Set task:
Set the listing down again exactly, please, apart from its pictures.

Records for the exercise:

---+---

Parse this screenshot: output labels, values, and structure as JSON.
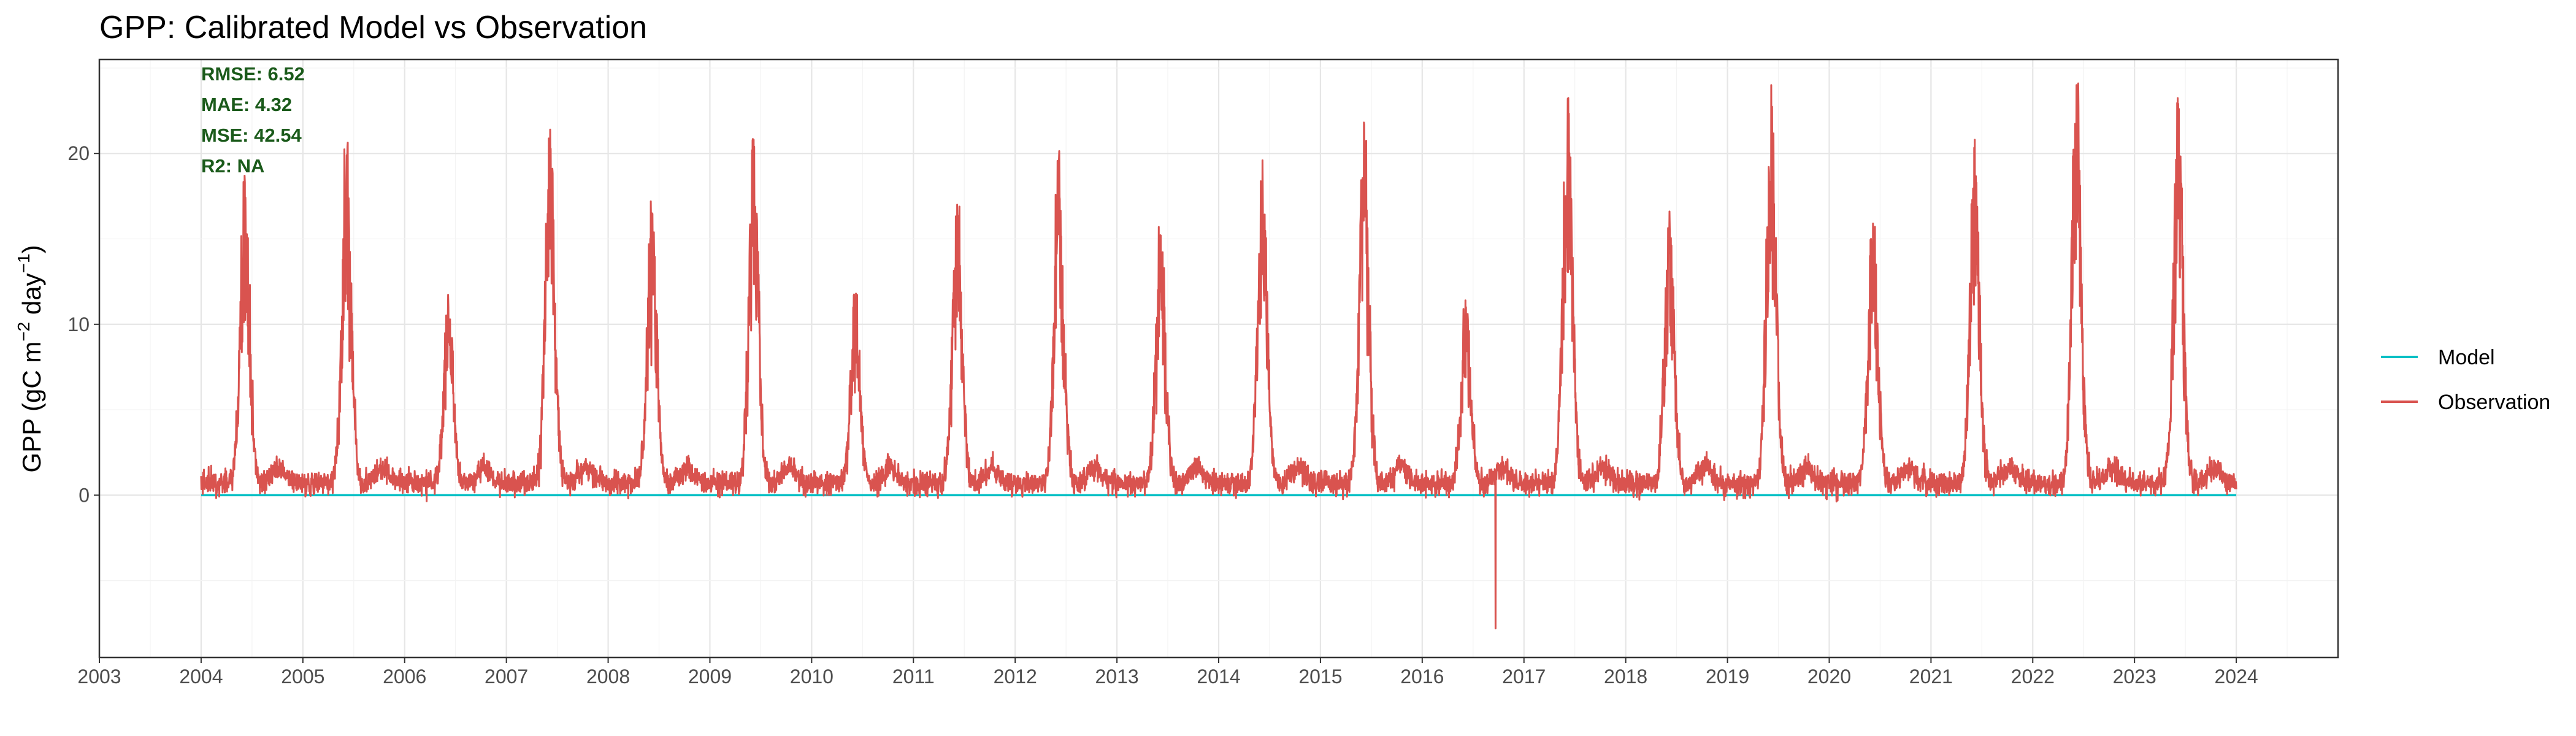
{
  "chart_data": {
    "type": "line",
    "title": "GPP: Calibrated Model vs Observation",
    "xlabel": "",
    "ylabel_parts": [
      "GPP (gC m",
      "−2",
      " day",
      "−1",
      ")"
    ],
    "xlim": [
      2003,
      2025
    ],
    "ylim": [
      -9.5,
      25.5
    ],
    "x_ticks": [
      "2003",
      "2004",
      "2005",
      "2006",
      "2007",
      "2008",
      "2009",
      "2010",
      "2011",
      "2012",
      "2013",
      "2014",
      "2015",
      "2016",
      "2017",
      "2018",
      "2019",
      "2020",
      "2021",
      "2022",
      "2023",
      "2024"
    ],
    "y_ticks": [
      0,
      10,
      20
    ],
    "grid": true,
    "legend_position": "right",
    "annotations": [
      "RMSE: 6.52",
      "MAE: 4.32",
      "MSE: 42.54",
      "R2: NA"
    ],
    "series": [
      {
        "name": "Model",
        "color": "#00bfc4",
        "x_range": [
          2004,
          2024
        ],
        "y_constant": 0
      },
      {
        "name": "Observation",
        "color": "#d9534f",
        "x_range": [
          2004,
          2024
        ],
        "observed_range": [
          -7.8,
          24.1
        ],
        "annual_peaks": [
          {
            "year": 2004,
            "peak": 18.3
          },
          {
            "year": 2005,
            "peak": 19.9
          },
          {
            "year": 2006,
            "peak": 11.0
          },
          {
            "year": 2007,
            "peak": 21.4
          },
          {
            "year": 2008,
            "peak": 16.5
          },
          {
            "year": 2009,
            "peak": 20.8
          },
          {
            "year": 2010,
            "peak": 11.2
          },
          {
            "year": 2011,
            "peak": 17.0
          },
          {
            "year": 2012,
            "peak": 19.6
          },
          {
            "year": 2013,
            "peak": 15.2
          },
          {
            "year": 2014,
            "peak": 19.6
          },
          {
            "year": 2015,
            "peak": 21.7
          },
          {
            "year": 2016,
            "peak": 11.0
          },
          {
            "year": 2017,
            "peak": 23.2
          },
          {
            "year": 2018,
            "peak": 16.6
          },
          {
            "year": 2019,
            "peak": 24.0
          },
          {
            "year": 2020,
            "peak": 15.9
          },
          {
            "year": 2021,
            "peak": 20.8
          },
          {
            "year": 2022,
            "peak": 24.0
          },
          {
            "year": 2023,
            "peak": 22.9
          }
        ]
      }
    ]
  },
  "legend": {
    "items": [
      {
        "label": "Model",
        "color": "#00bfc4"
      },
      {
        "label": "Observation",
        "color": "#d9534f"
      }
    ]
  }
}
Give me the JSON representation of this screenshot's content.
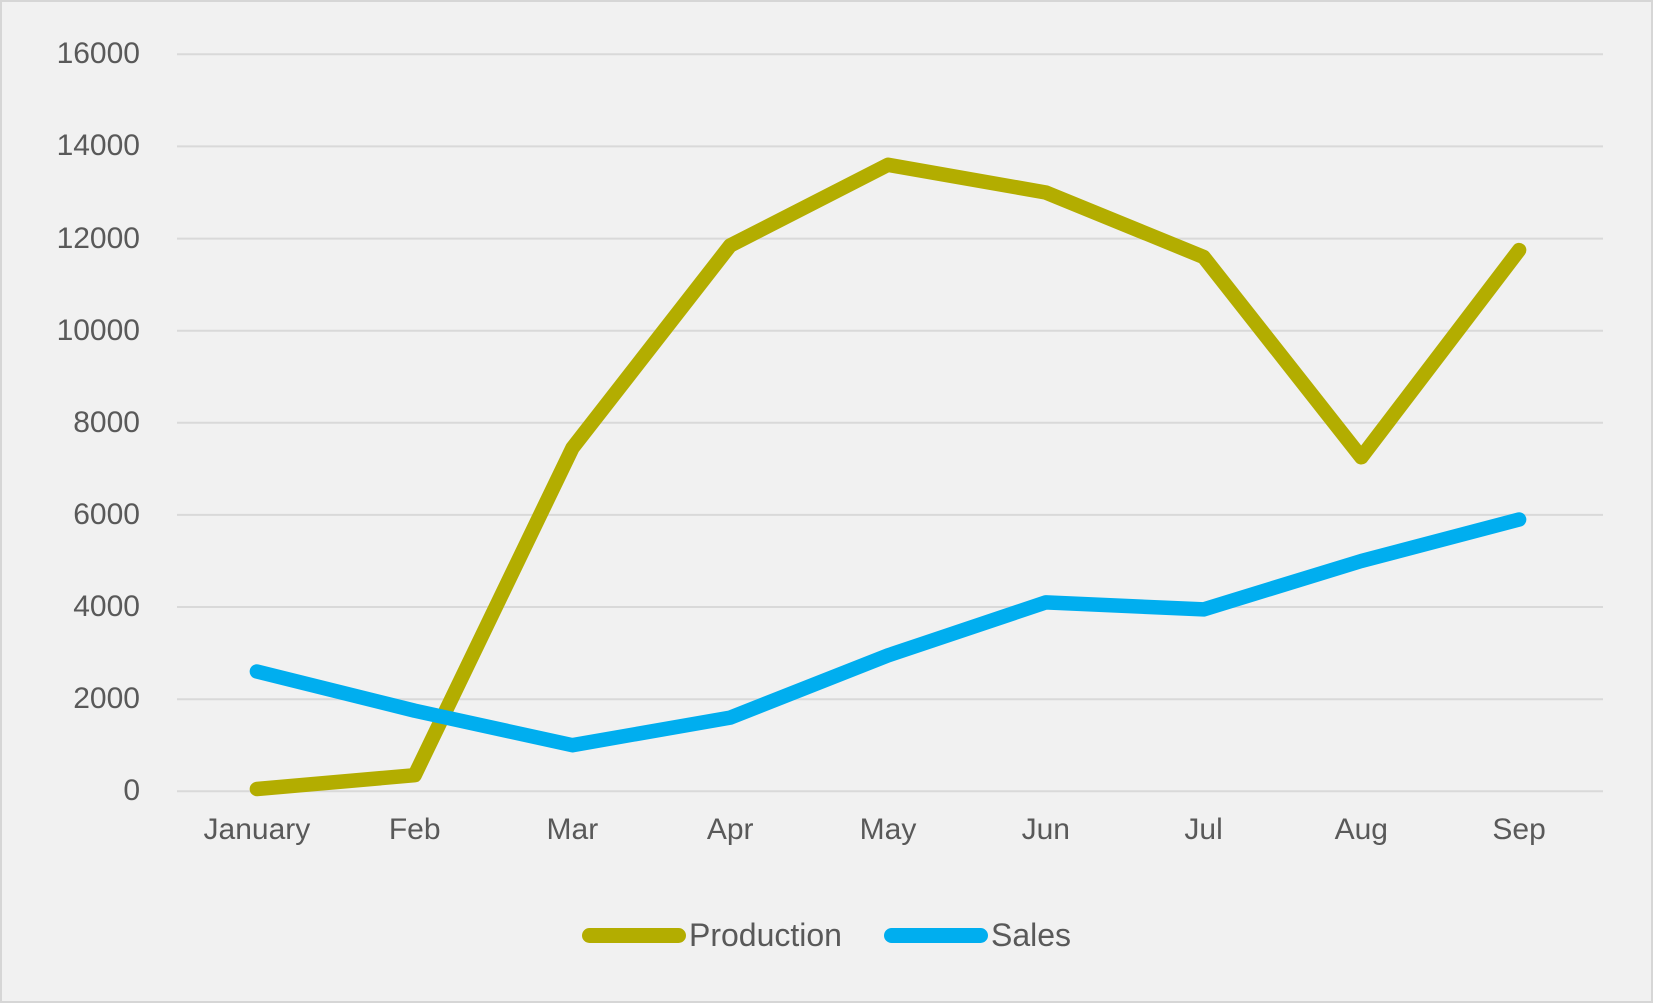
{
  "chart_data": {
    "type": "line",
    "title": "",
    "xlabel": "",
    "ylabel": "",
    "categories": [
      "January",
      "Feb",
      "Mar",
      "Apr",
      "May",
      "Jun",
      "Jul",
      "Aug",
      "Sep"
    ],
    "series": [
      {
        "name": "Production",
        "color": "#b3ad00",
        "values": [
          50,
          350,
          7450,
          11850,
          13600,
          13000,
          11600,
          7250,
          11750
        ]
      },
      {
        "name": "Sales",
        "color": "#00aeef",
        "values": [
          2600,
          1750,
          1000,
          1600,
          2950,
          4100,
          3950,
          5000,
          5900
        ]
      }
    ],
    "ylim": [
      0,
      16000
    ],
    "ytick_step": 2000,
    "yticks": [
      0,
      2000,
      4000,
      6000,
      8000,
      10000,
      12000,
      14000,
      16000
    ],
    "grid": "horizontal-only",
    "legend_position": "bottom-center"
  },
  "colors": {
    "panel_background": "#f1f1f1",
    "panel_border": "#d6d6d6",
    "gridline": "#d9d9d9",
    "axis_text": "#595959"
  }
}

---+---

Expected answer:
Parse this screenshot: output labels, values, and structure as JSON.
{
  "chart_data": {
    "type": "line",
    "title": "GPP: Calibrated Model vs Observation",
    "xlabel": "",
    "ylabel_parts": [
      "GPP (gC m",
      "−2",
      " day",
      "−1",
      ")"
    ],
    "xlim": [
      2003,
      2025
    ],
    "ylim": [
      -9.5,
      25.5
    ],
    "x_ticks": [
      "2003",
      "2004",
      "2005",
      "2006",
      "2007",
      "2008",
      "2009",
      "2010",
      "2011",
      "2012",
      "2013",
      "2014",
      "2015",
      "2016",
      "2017",
      "2018",
      "2019",
      "2020",
      "2021",
      "2022",
      "2023",
      "2024"
    ],
    "y_ticks": [
      0,
      10,
      20
    ],
    "grid": true,
    "legend_position": "right",
    "annotations": [
      "RMSE: 6.52",
      "MAE: 4.32",
      "MSE: 42.54",
      "R2: NA"
    ],
    "series": [
      {
        "name": "Model",
        "color": "#00bfc4",
        "x_range": [
          2004,
          2024
        ],
        "y_constant": 0
      },
      {
        "name": "Observation",
        "color": "#d9534f",
        "x_range": [
          2004,
          2024
        ],
        "observed_range": [
          -7.8,
          24.1
        ],
        "annual_peaks": [
          {
            "year": 2004,
            "peak": 18.3
          },
          {
            "year": 2005,
            "peak": 19.9
          },
          {
            "year": 2006,
            "peak": 11.0
          },
          {
            "year": 2007,
            "peak": 21.4
          },
          {
            "year": 2008,
            "peak": 16.5
          },
          {
            "year": 2009,
            "peak": 20.8
          },
          {
            "year": 2010,
            "peak": 11.2
          },
          {
            "year": 2011,
            "peak": 17.0
          },
          {
            "year": 2012,
            "peak": 19.6
          },
          {
            "year": 2013,
            "peak": 15.2
          },
          {
            "year": 2014,
            "peak": 19.6
          },
          {
            "year": 2015,
            "peak": 21.7
          },
          {
            "year": 2016,
            "peak": 11.0
          },
          {
            "year": 2017,
            "peak": 23.2
          },
          {
            "year": 2018,
            "peak": 16.6
          },
          {
            "year": 2019,
            "peak": 24.0
          },
          {
            "year": 2020,
            "peak": 15.9
          },
          {
            "year": 2021,
            "peak": 20.8
          },
          {
            "year": 2022,
            "peak": 24.0
          },
          {
            "year": 2023,
            "peak": 22.9
          }
        ]
      }
    ]
  },
  "legend": {
    "items": [
      {
        "label": "Model",
        "color": "#00bfc4"
      },
      {
        "label": "Observation",
        "color": "#d9534f"
      }
    ]
  }
}
Give me the JSON representation of this screenshot's content.
{
  "chart_data": {
    "type": "line",
    "title": "",
    "xlabel": "",
    "ylabel": "",
    "categories": [
      "January",
      "Feb",
      "Mar",
      "Apr",
      "May",
      "Jun",
      "Jul",
      "Aug",
      "Sep"
    ],
    "series": [
      {
        "name": "Production",
        "color": "#b3ad00",
        "values": [
          50,
          350,
          7450,
          11850,
          13600,
          13000,
          11600,
          7250,
          11750
        ]
      },
      {
        "name": "Sales",
        "color": "#00aeef",
        "values": [
          2600,
          1750,
          1000,
          1600,
          2950,
          4100,
          3950,
          5000,
          5900
        ]
      }
    ],
    "ylim": [
      0,
      16000
    ],
    "ytick_step": 2000,
    "yticks": [
      0,
      2000,
      4000,
      6000,
      8000,
      10000,
      12000,
      14000,
      16000
    ],
    "grid": "horizontal-only",
    "legend_position": "bottom-center"
  },
  "colors": {
    "panel_background": "#f1f1f1",
    "panel_border": "#d6d6d6",
    "gridline": "#d9d9d9",
    "axis_text": "#595959"
  }
}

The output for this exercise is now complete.